━━ Recorded data ━━

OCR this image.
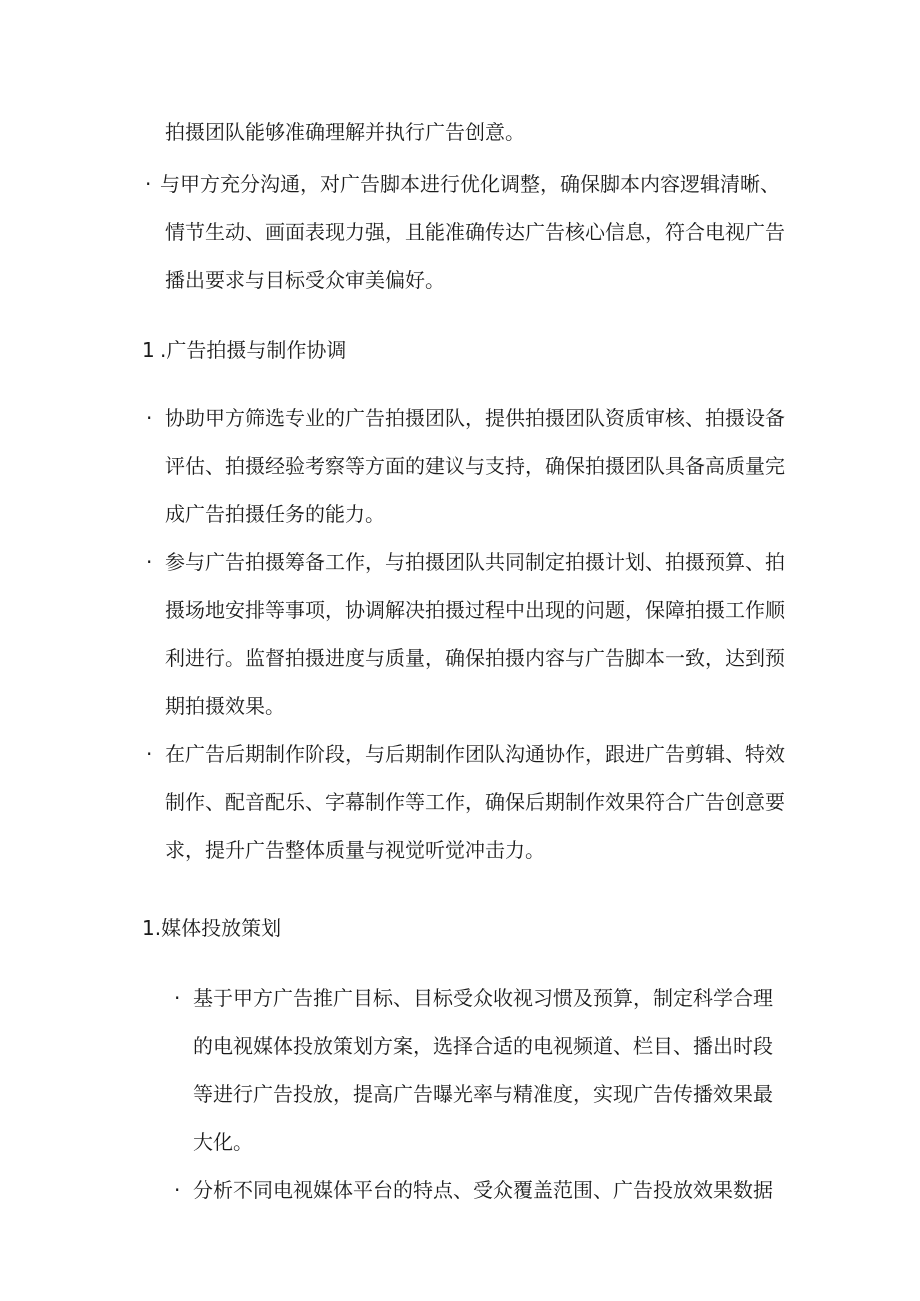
拍摄团队能够准确理解并执行广告创意。
· 与甲方充分沟通，对广告脚本进行优化调整，确保脚本内容逻辑清晰、
情节生动、画面表现力强，且能准确传达广告核心信息，符合电视广告
播出要求与目标受众审美偏好。
1 .广告拍摄与制作协调
· 协助甲方筛选专业的广告拍摄团队，提供拍摄团队资质审核、拍摄设备
评估、拍摄经验考察等方面的建议与支持，确保拍摄团队具备高质量完
成广告拍摄任务的能力。
· 参与广告拍摄筹备工作，与拍摄团队共同制定拍摄计划、拍摄预算、拍
摄场地安排等事项，协调解决拍摄过程中出现的问题，保障拍摄工作顺
利进行。监督拍摄进度与质量，确保拍摄内容与广告脚本一致，达到预
期拍摄效果。
· 在广告后期制作阶段，与后期制作团队沟通协作，跟进广告剪辑、特效
制作、配音配乐、字幕制作等工作，确保后期制作效果符合广告创意要
求，提升广告整体质量与视觉听觉冲击力。
1.媒体投放策划
· 基于甲方广告推广目标、目标受众收视习惯及预算，制定科学合理
的电视媒体投放策划方案，选择合适的电视频道、栏目、播出时段
等进行广告投放，提高广告曝光率与精准度，实现广告传播效果最
大化。
· 分析不同电视媒体平台的特点、受众覆盖范围、广告投放效果数据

━━━

- Exercise objective:
All of the material above needs to be restated exactly, with no pictures.

- Exercise answer:
OCR this image.
拍摄团队能够准确理解并执行广告创意。
· 与甲方充分沟通，对广告脚本进行优化调整，确保脚本内容逻辑清晰、
情节生动、画面表现力强，且能准确传达广告核心信息，符合电视广告
播出要求与目标受众审美偏好。
1 .广告拍摄与制作协调
· 协助甲方筛选专业的广告拍摄团队，提供拍摄团队资质审核、拍摄设备
评估、拍摄经验考察等方面的建议与支持，确保拍摄团队具备高质量完
成广告拍摄任务的能力。
· 参与广告拍摄筹备工作，与拍摄团队共同制定拍摄计划、拍摄预算、拍
摄场地安排等事项，协调解决拍摄过程中出现的问题，保障拍摄工作顺
利进行。监督拍摄进度与质量，确保拍摄内容与广告脚本一致，达到预
期拍摄效果。
· 在广告后期制作阶段，与后期制作团队沟通协作，跟进广告剪辑、特效
制作、配音配乐、字幕制作等工作，确保后期制作效果符合广告创意要
求，提升广告整体质量与视觉听觉冲击力。
1.媒体投放策划
· 基于甲方广告推广目标、目标受众收视习惯及预算，制定科学合理
的电视媒体投放策划方案，选择合适的电视频道、栏目、播出时段
等进行广告投放，提高广告曝光率与精准度，实现广告传播效果最
大化。
· 分析不同电视媒体平台的特点、受众覆盖范围、广告投放效果数据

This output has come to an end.